GOAL
Extract, from the listing that follows, each line containing the word "группа".

Records from a collection
------

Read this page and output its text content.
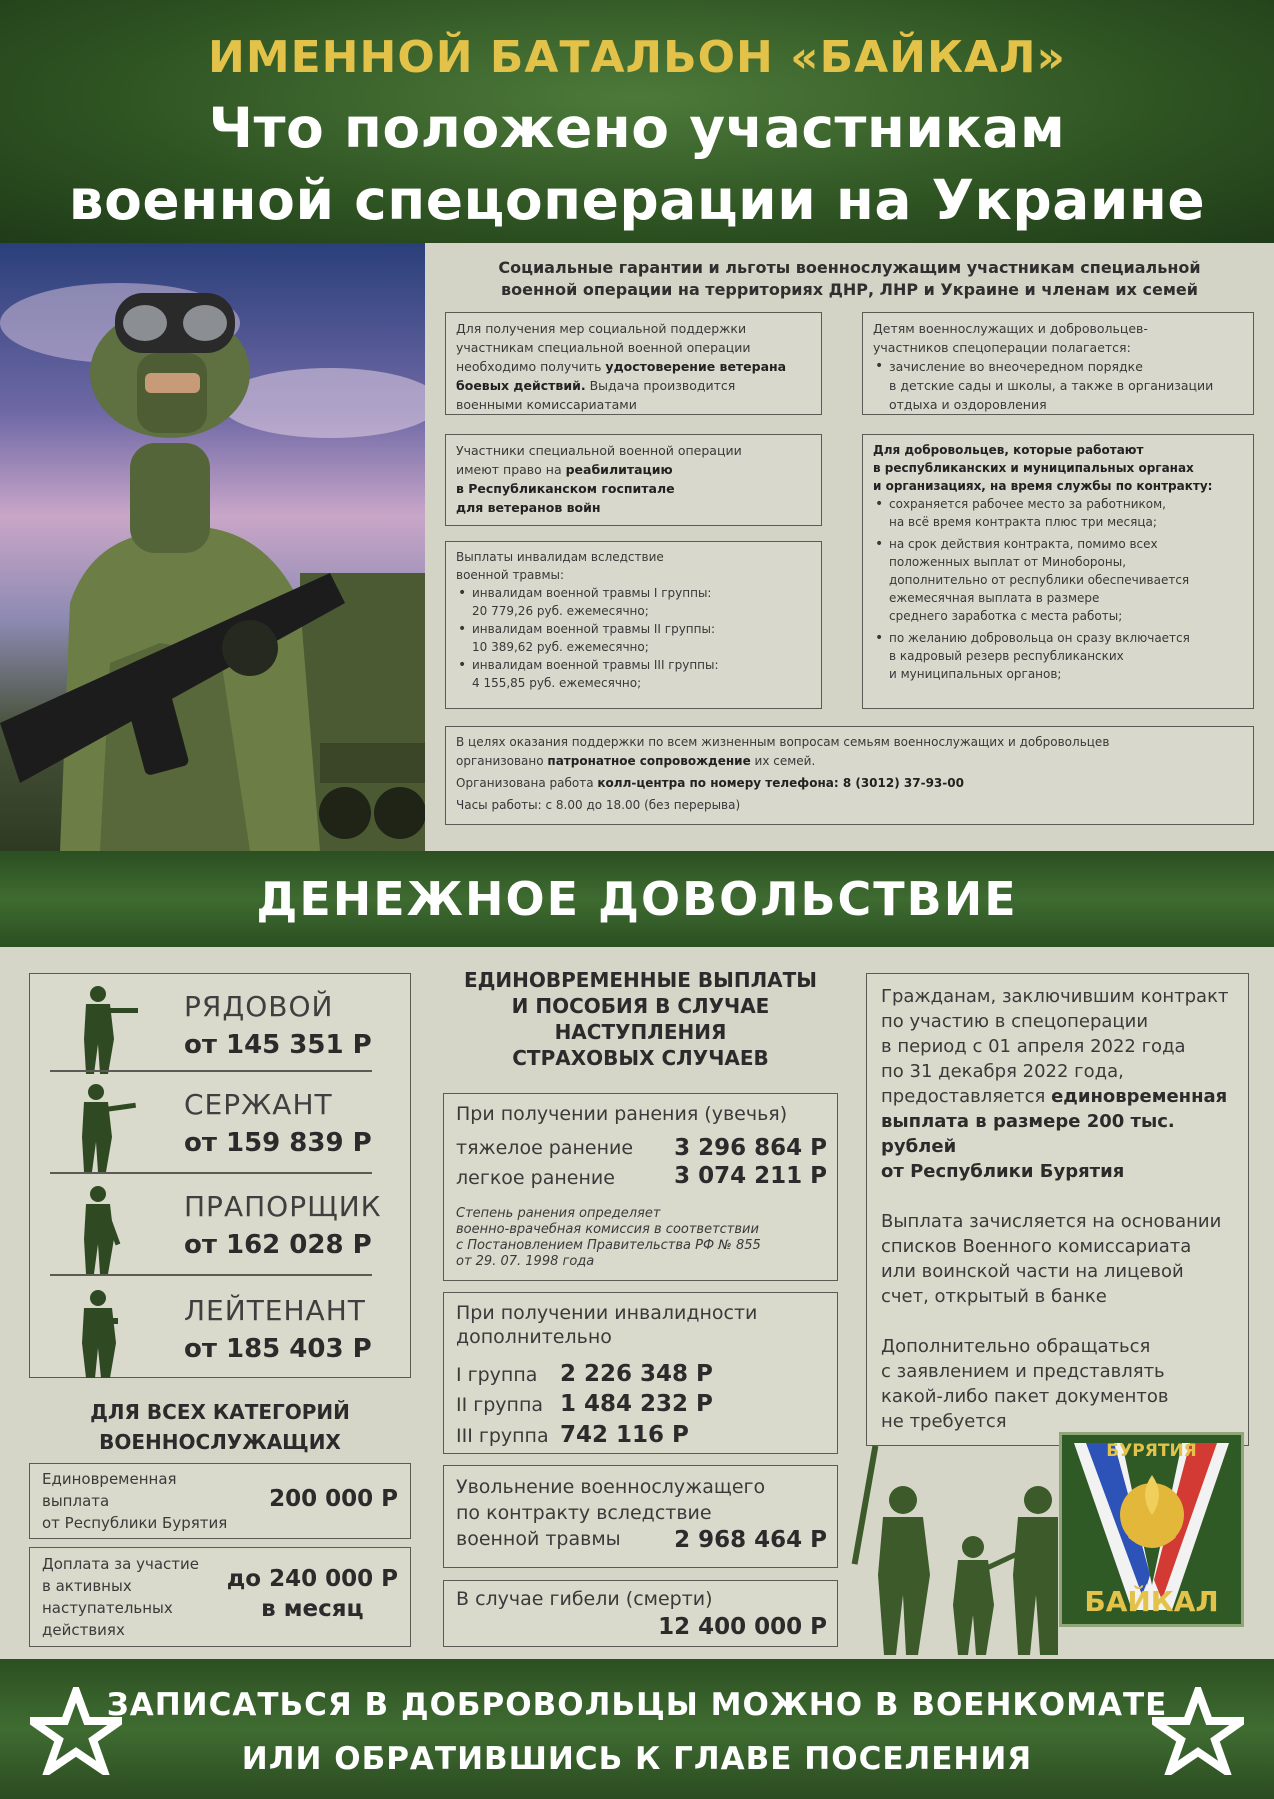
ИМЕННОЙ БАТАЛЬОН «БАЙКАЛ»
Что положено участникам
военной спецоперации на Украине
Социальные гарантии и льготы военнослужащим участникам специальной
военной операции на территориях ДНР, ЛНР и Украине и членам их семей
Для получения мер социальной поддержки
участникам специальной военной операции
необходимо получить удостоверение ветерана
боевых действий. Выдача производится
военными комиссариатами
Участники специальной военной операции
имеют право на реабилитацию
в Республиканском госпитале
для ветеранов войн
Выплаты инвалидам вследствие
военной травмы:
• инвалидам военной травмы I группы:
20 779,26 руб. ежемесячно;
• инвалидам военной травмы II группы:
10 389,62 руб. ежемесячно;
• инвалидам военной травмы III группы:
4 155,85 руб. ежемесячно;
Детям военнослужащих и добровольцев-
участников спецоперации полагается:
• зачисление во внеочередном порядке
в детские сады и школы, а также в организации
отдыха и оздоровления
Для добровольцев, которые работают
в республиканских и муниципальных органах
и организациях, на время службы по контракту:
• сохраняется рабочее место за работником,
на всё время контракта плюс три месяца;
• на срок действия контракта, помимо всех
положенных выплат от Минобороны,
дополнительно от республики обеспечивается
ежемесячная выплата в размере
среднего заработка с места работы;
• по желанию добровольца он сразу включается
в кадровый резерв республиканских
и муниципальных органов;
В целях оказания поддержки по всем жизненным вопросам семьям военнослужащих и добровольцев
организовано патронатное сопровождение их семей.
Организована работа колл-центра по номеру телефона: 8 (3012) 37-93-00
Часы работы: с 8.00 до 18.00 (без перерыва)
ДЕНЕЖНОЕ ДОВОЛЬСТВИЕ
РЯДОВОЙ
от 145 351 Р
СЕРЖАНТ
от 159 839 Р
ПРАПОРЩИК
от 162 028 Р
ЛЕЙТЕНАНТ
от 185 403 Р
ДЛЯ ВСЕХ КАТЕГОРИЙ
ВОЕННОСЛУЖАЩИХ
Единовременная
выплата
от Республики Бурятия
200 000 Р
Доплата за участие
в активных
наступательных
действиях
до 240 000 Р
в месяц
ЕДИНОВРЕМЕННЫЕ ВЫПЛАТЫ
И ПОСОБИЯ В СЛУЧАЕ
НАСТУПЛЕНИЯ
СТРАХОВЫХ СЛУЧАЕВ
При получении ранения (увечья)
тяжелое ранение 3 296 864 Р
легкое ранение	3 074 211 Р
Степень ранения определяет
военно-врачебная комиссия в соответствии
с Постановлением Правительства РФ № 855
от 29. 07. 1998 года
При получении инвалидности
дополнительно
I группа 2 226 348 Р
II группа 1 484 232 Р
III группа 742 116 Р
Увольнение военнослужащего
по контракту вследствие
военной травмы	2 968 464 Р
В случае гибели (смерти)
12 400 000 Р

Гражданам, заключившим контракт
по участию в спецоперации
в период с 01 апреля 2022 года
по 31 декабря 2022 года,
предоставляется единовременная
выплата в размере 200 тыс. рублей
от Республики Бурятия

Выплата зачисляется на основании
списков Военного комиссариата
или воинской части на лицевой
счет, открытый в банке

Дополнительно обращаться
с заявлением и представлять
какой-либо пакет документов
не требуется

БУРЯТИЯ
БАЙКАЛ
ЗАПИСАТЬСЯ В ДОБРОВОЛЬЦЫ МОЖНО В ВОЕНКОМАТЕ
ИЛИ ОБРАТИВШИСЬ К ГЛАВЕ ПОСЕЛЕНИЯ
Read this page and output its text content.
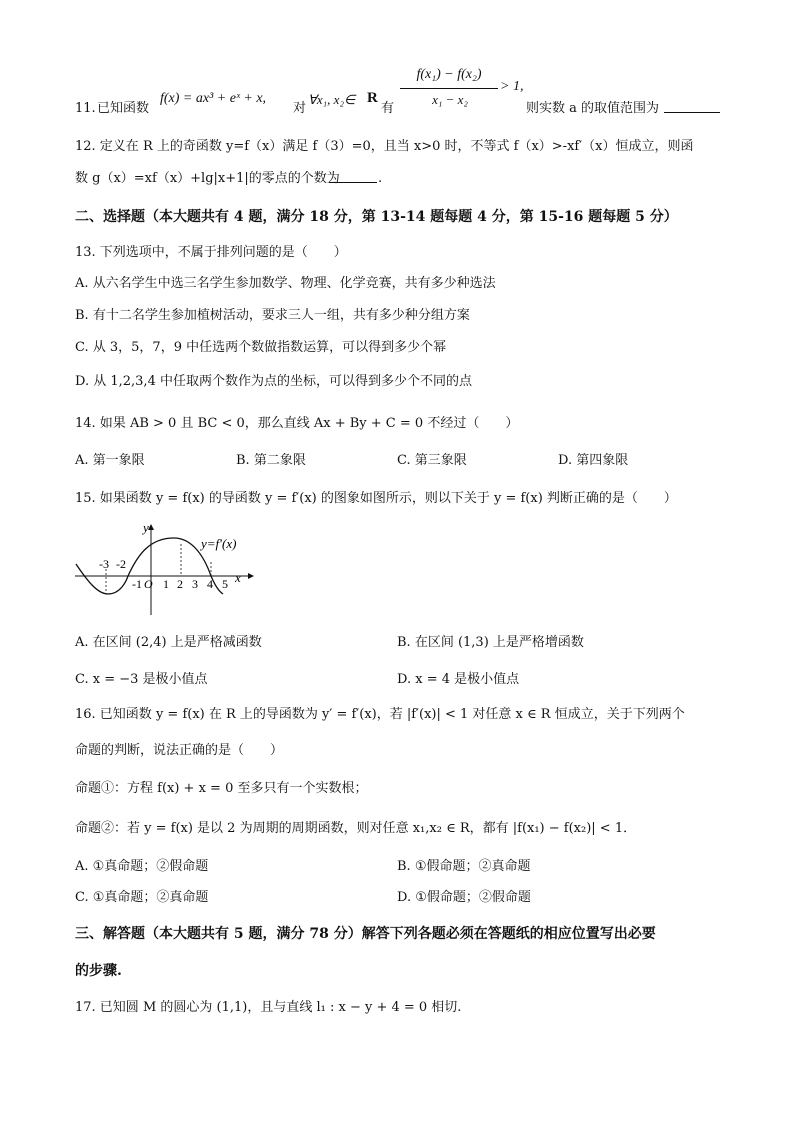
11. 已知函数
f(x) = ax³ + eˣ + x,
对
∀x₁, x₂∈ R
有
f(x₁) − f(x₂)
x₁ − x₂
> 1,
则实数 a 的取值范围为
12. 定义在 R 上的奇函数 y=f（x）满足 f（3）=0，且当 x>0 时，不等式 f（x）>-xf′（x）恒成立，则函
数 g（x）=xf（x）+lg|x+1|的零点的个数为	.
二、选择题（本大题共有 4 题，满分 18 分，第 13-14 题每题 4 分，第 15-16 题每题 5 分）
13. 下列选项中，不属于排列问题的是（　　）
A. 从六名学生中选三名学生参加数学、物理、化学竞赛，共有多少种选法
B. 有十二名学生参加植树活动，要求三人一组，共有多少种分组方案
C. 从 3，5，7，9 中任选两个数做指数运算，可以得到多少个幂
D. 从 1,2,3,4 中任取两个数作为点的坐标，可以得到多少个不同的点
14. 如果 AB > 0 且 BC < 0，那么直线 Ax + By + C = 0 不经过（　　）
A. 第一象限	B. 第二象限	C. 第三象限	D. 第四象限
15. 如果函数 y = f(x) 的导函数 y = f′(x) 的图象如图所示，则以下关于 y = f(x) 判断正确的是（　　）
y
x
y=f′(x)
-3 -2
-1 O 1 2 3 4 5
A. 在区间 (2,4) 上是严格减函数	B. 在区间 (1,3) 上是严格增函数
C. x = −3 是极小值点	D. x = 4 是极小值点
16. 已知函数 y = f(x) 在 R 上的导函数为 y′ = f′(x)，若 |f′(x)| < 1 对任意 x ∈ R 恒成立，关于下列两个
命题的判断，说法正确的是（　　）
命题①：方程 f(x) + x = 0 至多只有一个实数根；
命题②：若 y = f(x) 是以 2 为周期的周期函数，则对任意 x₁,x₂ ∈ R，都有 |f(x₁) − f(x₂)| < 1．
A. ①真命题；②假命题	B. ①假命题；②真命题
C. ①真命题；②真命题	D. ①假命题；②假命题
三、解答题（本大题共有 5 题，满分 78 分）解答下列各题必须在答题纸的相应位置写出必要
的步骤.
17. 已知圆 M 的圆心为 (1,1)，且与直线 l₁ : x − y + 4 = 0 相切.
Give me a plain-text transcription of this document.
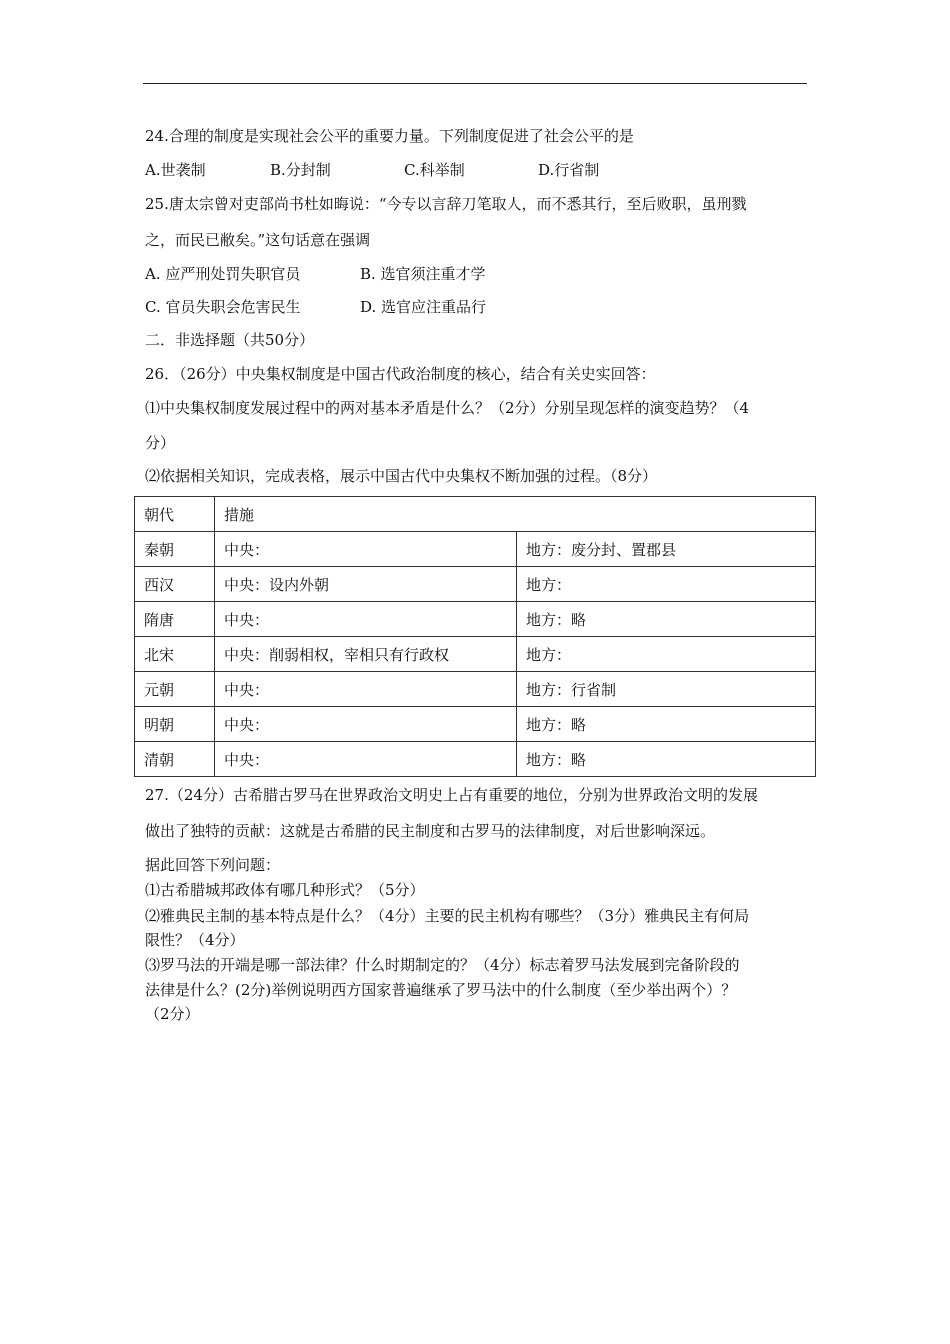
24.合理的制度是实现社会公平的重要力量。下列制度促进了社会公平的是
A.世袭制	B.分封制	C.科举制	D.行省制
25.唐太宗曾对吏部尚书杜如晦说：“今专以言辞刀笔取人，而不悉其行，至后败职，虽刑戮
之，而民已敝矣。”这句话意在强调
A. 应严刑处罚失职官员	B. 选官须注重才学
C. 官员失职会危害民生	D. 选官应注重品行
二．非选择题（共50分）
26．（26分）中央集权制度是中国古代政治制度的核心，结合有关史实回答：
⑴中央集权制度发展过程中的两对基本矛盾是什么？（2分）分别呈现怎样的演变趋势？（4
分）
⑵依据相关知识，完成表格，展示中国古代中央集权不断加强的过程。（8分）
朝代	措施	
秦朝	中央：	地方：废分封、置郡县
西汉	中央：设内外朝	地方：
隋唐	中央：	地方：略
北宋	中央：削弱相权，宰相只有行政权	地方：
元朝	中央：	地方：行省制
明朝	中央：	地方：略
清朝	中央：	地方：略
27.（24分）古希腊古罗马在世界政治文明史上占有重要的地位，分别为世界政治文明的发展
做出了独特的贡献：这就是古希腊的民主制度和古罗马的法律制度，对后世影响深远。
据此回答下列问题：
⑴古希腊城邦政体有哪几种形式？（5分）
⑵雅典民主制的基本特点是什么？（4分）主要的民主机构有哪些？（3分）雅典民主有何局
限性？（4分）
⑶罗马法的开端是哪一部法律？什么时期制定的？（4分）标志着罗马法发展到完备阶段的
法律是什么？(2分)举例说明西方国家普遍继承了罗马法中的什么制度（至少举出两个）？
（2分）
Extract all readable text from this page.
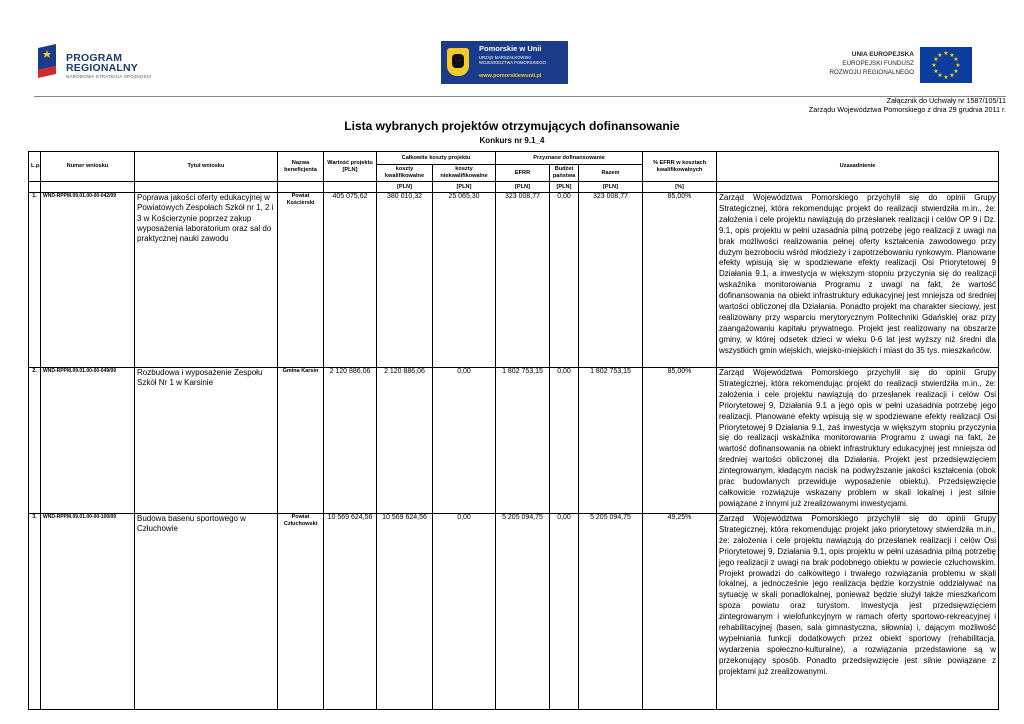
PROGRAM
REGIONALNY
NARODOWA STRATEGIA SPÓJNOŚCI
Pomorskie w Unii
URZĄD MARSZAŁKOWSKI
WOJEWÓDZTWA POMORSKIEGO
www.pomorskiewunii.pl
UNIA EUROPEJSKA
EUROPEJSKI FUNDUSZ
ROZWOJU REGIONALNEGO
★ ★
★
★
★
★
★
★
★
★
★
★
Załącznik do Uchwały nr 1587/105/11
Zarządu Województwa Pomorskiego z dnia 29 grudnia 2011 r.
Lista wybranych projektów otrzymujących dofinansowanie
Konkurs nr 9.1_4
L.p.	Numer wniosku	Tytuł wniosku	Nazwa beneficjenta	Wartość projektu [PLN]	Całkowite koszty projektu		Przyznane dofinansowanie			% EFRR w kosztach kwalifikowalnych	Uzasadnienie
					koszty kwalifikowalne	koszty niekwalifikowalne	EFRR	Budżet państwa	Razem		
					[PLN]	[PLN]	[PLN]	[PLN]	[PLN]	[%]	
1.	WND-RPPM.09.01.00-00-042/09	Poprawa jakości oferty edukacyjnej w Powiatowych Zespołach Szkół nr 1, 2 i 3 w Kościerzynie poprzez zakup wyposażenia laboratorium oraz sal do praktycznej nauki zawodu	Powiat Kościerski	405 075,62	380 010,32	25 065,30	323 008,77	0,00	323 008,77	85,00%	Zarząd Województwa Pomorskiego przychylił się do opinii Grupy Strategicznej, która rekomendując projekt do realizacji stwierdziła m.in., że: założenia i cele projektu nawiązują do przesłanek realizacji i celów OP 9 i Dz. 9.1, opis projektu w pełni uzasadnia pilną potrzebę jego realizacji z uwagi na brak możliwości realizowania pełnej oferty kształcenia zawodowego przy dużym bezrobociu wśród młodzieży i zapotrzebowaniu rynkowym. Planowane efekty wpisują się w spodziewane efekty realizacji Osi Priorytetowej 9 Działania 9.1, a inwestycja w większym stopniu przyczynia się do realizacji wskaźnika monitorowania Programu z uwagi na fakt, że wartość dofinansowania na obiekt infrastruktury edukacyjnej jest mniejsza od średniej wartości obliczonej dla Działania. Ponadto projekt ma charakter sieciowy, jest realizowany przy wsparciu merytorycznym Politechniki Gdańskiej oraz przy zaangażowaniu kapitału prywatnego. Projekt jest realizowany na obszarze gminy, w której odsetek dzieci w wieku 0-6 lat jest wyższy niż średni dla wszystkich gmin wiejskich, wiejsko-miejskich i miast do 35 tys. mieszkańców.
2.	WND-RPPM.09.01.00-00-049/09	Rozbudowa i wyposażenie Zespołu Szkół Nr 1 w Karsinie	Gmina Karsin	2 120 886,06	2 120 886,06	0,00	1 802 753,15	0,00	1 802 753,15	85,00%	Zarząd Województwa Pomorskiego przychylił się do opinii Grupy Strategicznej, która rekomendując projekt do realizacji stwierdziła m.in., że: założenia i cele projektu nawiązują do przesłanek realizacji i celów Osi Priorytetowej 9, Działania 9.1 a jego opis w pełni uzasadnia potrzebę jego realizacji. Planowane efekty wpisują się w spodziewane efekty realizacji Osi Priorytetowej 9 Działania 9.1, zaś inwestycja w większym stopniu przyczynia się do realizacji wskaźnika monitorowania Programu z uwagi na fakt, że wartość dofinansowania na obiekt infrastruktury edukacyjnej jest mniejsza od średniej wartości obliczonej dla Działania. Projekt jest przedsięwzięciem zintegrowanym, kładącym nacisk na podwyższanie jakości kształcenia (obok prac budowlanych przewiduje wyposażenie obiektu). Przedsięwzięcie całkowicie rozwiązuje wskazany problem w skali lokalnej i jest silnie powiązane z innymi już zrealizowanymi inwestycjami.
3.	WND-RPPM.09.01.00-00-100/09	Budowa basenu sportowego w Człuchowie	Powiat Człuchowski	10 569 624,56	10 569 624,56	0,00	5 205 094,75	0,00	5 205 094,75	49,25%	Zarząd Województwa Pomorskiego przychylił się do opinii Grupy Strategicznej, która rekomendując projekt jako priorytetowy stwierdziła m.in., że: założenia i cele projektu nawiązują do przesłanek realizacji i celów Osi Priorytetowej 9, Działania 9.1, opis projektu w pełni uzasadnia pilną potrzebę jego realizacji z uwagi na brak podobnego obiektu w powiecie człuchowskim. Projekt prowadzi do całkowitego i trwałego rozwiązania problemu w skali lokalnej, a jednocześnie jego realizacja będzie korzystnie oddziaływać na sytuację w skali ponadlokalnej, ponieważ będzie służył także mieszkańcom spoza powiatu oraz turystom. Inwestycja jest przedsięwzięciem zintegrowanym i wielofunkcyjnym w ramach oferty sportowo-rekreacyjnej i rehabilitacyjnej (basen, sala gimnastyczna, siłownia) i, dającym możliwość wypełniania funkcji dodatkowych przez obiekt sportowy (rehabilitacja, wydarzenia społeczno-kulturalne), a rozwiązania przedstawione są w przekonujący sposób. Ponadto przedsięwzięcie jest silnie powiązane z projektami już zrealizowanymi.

------

RESPONSE TO THE TASK
I группа 2 226 348 Р
II группа 1 484 232 Р
III группа 742 116 Р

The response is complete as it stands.